Text zum Lesen ▸
========

Foto: Eva Funke

In einem Jahr sollen die Wagenhallen saniert sein und die Künstler dort wieder einziehen. Die können sich vorstellen, ihre neue Containerstadt dann nicht aufzugeben, sondern als zusätzlichen Standort zur Halle zu nutzen.

S-Nord - Zwei Wochen nach der offiziellen Schließungder Wagenhallen hat es auf dem Gelände davor ein Rucker getan: Die Strom-, Wasser- und Abwasserleitungen sind verlegt. Das hätte bereits im Sommer passieren sollen, doch die terminliche Abstimmung hat nicht geklappt. „Jetzt ist es höchste Zeit, denn die Mieter müssen zum Jahresende raus aus der Halle sein “, sagt Robin Bischoff. Er ist Erster Vorsitzender des Kunstvereins Wagenhalle und managt den Umzug von rund 50 Künstlern in Container vor dem alten Domizil. Rund 30 bleiben in den beiden Backsteingebäuden neben der Halle und etwa ein Dutzend ist anderswo untergekommen. Zurück in die sanierte Halle wollen sie aber alle wieder.

========

Bereitgestellte Angaben ▸
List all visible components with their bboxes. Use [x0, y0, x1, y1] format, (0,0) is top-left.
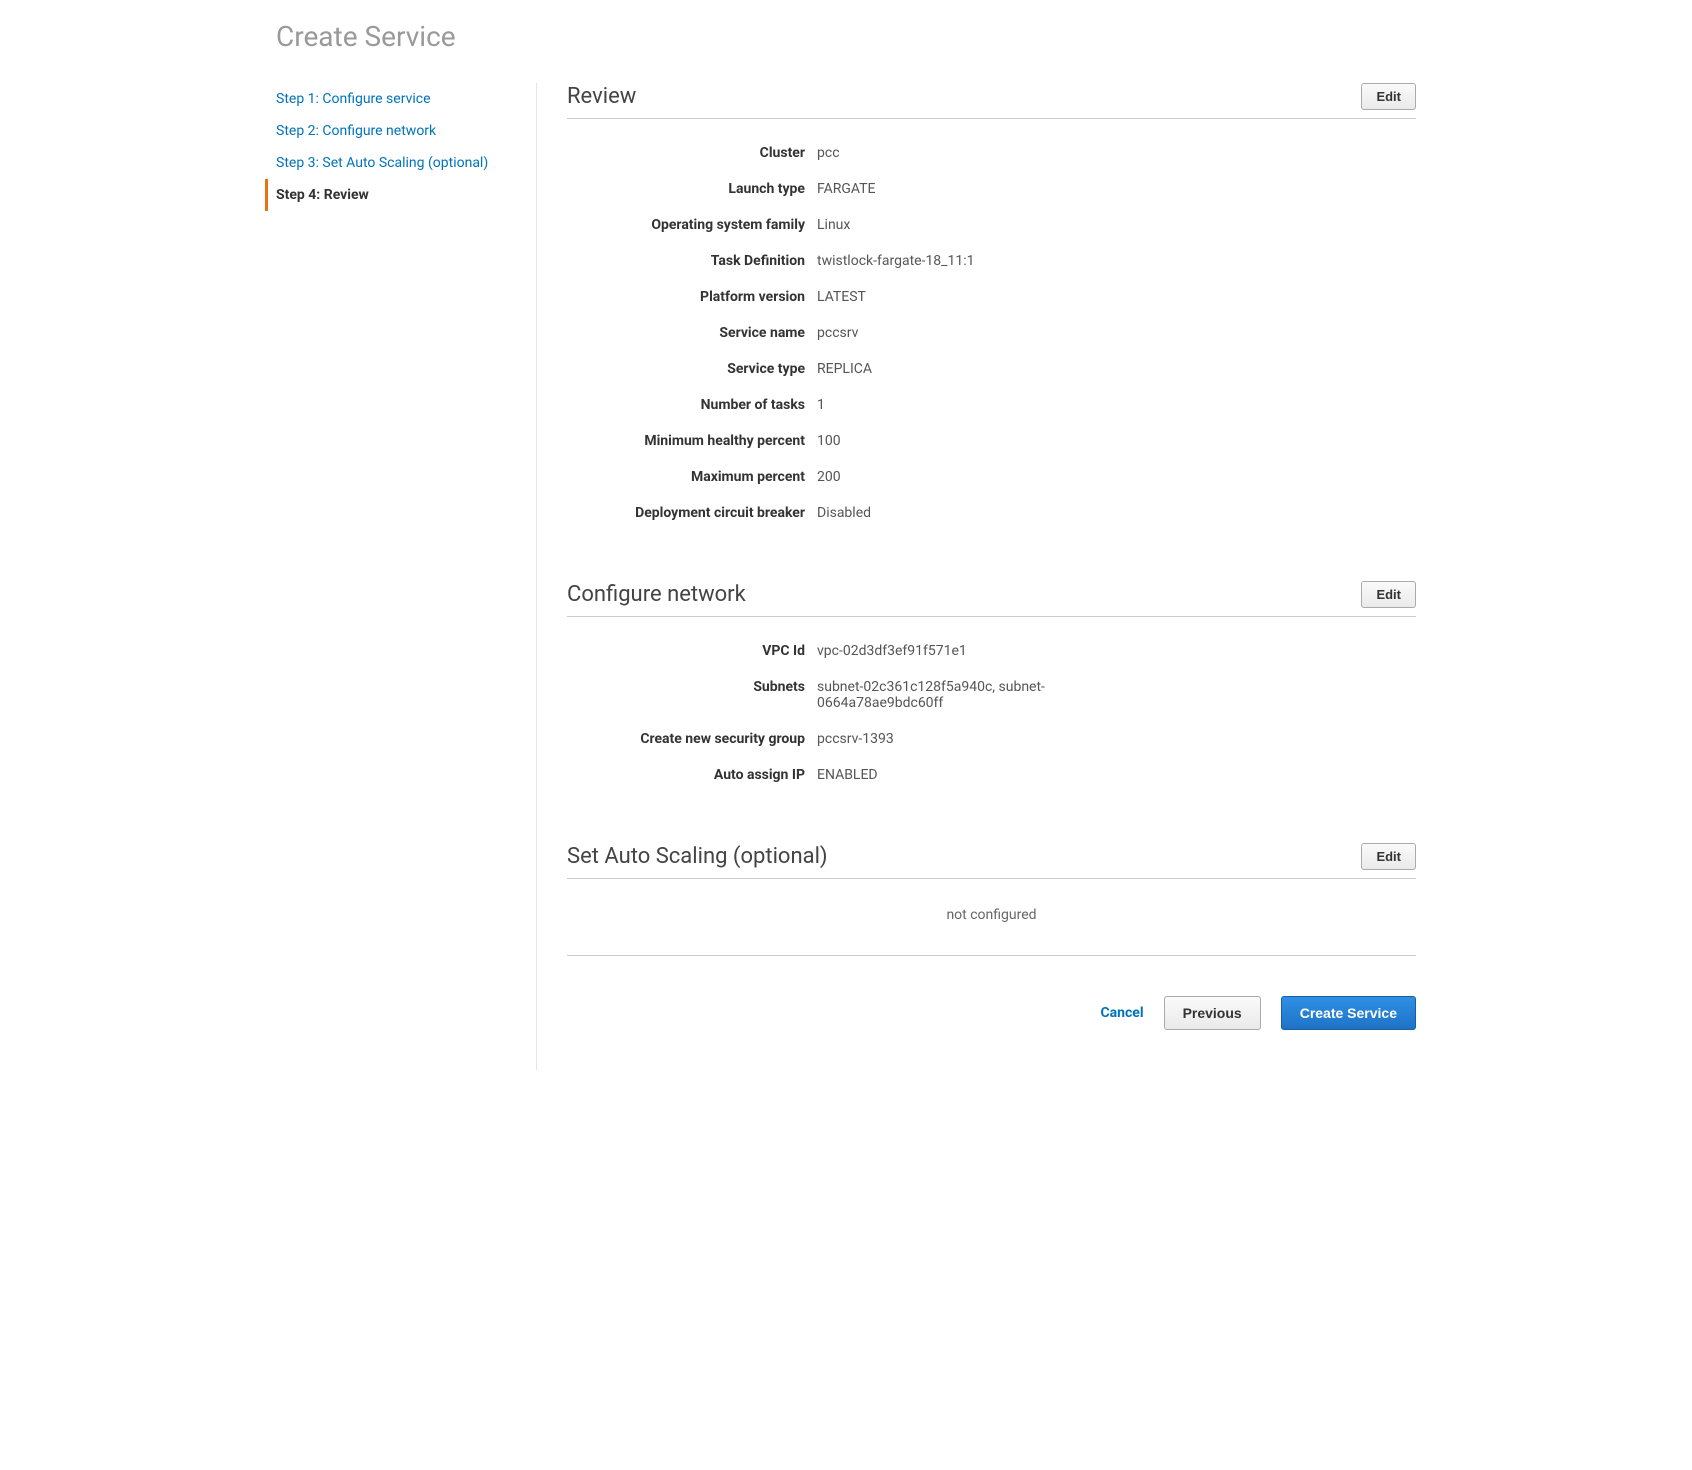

========

Die Aufgabe ▸
Fassen Sie den Absatz des Textes über die Wagenhallen, der mit „S-Nord - Zwei Wochen nach“ beginnt, als knappe Stichpunktliste zusammen, ohne die wesentlichen Fakten wegzulassen. Für die Bearbeitung wird die Auflistung nicht gebraucht.

Vollständige Antwort ▸
- Zwei Wochen nach der offiziellen Schließung der Wagenhallen sind auf dem Gelände davor Strom-, Wasser- und Abwasserleitungen verlegt.
- Das war bereits für den Sommer geplant, scheiterte aber an der terminlichen Abstimmung.
- Die Mieter müssen die Halle bis zum Jahresende verlassen.
- Robin Bischoff, Erster Vorsitzender des Kunstvereins Wagenhalle, organisiert den Umzug von rund 50 Künstlern in Container vor dem alten Domizil.
- Rund 30 Künstler bleiben in den beiden Backsteingebäuden neben der Halle, etwa ein Dutzend ist anderswo untergekommen.
- Alle wollen in die sanierte Halle zurückkehren.